TASK OBJECTIVE:
Using the text below about the Tengger Desert, list every province or region that the desert lies in.

TEXT TO READ:
------

In Mongolian, Tengger means both ‘heaven’ and ‘huge’. Most of China’s Tengger Desert 腾格里沙漠 falls in Inner Mongolia, but it also extends into the northwestern provinces of Ningxia and Gansu. At 36.7 thousand square kilometres, it is China’s fourth largest desert. It is dotted with hundreds of freshwater lakes surrounded by fertile areas of grass and vegetation that have sustained nomadic herders and their animals for thousands of years.
However, beginning in the late 1990s, the local governments of Inner Mongolia and Ningxia have been building industrial parks in the desert, including many chemical manufacturing plants. These enterprises discharge untreated wastewater into the desert, polluting groundwater resources and destroying desert ecosystems, threatening the survival of local herders, their families, and their animals.
The local people’s complaints have fallen on deaf ears. In 2011, after one herder, Urhaan, failed to get any meaningful response from local government, he erected a board by a road near to his home on which he wrote: ‘Dear leaders, the pollution is serious!’ 各位领导, 污染严重.
In 2013, another, younger Mongolian herder named Batuu addressed an informal seminar in Beijing on groundwater pollution that was organised by journalists, scholars, and environmental activists. He noted that the number of chemical factories in the Tengger had increased within a decade from a few to dozens. He described how these enterprises discharge wastewater directly into the desert, burying any residue after the water evaporates or seeps into the sand. After a few windy days, the polluted area ‘disappears’ completely. Water is already sparse in the desert; pollution of the underground water threatens the survival of both animals and people.Journalists were aware of the issue. In 2011, the Times Weekly 时代周报 reported on it in detail. Two years later, on the UN-sponsored World Water Day (22 March), China Central Television (CCTV) broadcast a report they titled ‘abscess in the desert’.

------

GIVEN INFORMATION:
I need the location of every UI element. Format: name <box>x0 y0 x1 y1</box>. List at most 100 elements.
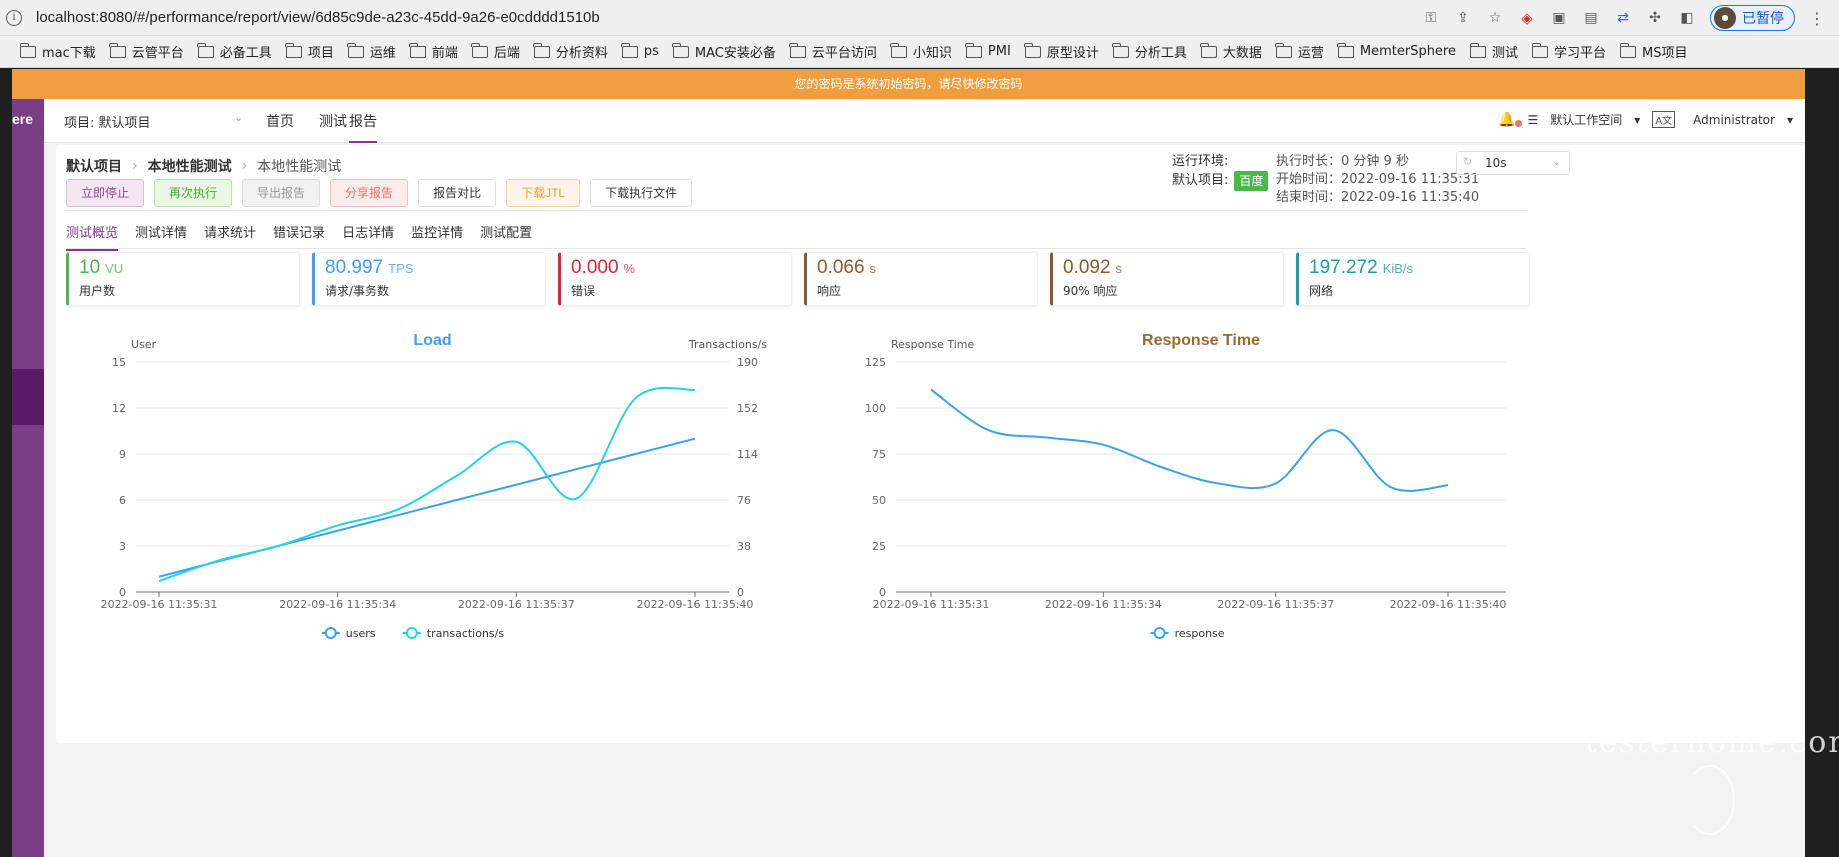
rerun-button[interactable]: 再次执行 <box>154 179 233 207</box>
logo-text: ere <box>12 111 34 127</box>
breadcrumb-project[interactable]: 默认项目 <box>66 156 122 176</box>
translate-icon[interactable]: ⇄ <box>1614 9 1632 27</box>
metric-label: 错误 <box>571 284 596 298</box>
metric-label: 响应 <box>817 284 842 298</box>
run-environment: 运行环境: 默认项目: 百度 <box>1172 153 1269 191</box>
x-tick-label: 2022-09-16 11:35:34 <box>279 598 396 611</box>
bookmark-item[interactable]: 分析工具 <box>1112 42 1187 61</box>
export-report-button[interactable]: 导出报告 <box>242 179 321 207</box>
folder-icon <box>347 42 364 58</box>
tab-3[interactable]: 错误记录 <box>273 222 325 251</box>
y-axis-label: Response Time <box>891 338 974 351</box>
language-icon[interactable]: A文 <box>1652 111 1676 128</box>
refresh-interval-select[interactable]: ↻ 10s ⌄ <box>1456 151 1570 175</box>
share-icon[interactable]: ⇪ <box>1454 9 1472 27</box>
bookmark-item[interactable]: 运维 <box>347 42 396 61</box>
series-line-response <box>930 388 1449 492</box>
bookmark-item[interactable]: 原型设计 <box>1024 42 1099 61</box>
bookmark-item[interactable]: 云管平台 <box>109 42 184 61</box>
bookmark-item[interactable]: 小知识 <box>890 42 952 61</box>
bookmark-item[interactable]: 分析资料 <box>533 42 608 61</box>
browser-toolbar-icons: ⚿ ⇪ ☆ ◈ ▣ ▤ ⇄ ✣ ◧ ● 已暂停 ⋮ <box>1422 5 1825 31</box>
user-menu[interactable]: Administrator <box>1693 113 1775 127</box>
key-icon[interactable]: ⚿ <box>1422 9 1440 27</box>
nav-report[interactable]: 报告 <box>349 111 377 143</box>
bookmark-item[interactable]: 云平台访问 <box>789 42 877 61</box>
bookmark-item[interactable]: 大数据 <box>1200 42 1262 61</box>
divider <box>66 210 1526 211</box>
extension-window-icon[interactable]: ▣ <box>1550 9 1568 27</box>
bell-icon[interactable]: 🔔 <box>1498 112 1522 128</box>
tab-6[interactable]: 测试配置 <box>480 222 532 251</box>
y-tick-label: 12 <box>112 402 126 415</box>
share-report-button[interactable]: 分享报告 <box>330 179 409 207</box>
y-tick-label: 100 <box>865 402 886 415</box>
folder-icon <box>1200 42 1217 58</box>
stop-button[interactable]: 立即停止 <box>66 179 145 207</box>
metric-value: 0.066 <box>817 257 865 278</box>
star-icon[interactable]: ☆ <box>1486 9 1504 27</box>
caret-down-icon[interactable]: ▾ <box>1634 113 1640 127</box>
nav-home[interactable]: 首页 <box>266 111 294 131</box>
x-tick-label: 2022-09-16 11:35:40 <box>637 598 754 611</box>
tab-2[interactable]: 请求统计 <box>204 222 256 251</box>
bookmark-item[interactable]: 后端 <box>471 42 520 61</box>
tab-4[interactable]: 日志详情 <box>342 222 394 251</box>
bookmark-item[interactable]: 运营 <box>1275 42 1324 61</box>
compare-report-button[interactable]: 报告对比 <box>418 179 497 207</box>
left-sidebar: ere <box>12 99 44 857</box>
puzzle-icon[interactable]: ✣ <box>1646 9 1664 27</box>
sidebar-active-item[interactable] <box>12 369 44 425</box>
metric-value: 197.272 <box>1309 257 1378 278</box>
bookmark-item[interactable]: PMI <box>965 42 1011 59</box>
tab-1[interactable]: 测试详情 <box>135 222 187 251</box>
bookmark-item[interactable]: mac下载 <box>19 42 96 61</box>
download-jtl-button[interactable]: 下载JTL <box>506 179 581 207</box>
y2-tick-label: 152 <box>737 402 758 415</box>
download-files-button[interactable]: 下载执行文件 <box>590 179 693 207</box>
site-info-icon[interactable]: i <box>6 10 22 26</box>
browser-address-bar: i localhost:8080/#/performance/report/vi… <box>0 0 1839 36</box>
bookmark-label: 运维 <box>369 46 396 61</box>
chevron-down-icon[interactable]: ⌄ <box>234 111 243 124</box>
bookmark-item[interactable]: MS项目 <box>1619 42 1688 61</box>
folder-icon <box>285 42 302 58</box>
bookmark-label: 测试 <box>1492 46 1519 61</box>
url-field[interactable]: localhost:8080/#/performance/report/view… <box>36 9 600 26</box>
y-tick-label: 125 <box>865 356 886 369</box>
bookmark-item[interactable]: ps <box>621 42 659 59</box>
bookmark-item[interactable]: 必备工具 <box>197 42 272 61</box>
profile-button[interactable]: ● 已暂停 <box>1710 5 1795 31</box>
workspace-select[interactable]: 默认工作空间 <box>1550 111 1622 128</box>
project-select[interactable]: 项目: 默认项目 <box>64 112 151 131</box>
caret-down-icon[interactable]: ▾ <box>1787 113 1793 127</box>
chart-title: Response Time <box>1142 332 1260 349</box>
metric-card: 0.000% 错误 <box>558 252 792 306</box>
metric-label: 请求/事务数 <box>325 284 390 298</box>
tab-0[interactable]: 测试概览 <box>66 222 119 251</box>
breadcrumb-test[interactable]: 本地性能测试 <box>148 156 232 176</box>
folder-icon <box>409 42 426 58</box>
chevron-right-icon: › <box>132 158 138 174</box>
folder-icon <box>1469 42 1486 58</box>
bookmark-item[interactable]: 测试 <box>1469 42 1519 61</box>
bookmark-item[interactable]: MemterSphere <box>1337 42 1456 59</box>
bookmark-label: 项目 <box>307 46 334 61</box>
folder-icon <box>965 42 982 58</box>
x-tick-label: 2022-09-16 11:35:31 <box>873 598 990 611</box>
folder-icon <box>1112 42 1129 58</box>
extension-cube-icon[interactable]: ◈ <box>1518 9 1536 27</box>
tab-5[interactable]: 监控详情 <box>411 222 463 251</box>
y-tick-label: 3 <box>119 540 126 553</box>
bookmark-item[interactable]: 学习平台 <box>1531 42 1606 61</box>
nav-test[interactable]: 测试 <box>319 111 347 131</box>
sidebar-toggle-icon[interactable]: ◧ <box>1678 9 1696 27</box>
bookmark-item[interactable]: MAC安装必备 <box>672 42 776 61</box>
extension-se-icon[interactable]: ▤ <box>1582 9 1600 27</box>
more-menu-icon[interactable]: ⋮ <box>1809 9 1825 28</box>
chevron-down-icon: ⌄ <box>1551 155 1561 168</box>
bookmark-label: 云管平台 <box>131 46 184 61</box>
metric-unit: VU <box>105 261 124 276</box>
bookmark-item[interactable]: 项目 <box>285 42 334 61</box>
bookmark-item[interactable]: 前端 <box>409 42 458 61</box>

------

FINAL RESULT:
Inner Mongolia, Ningxia, Gansu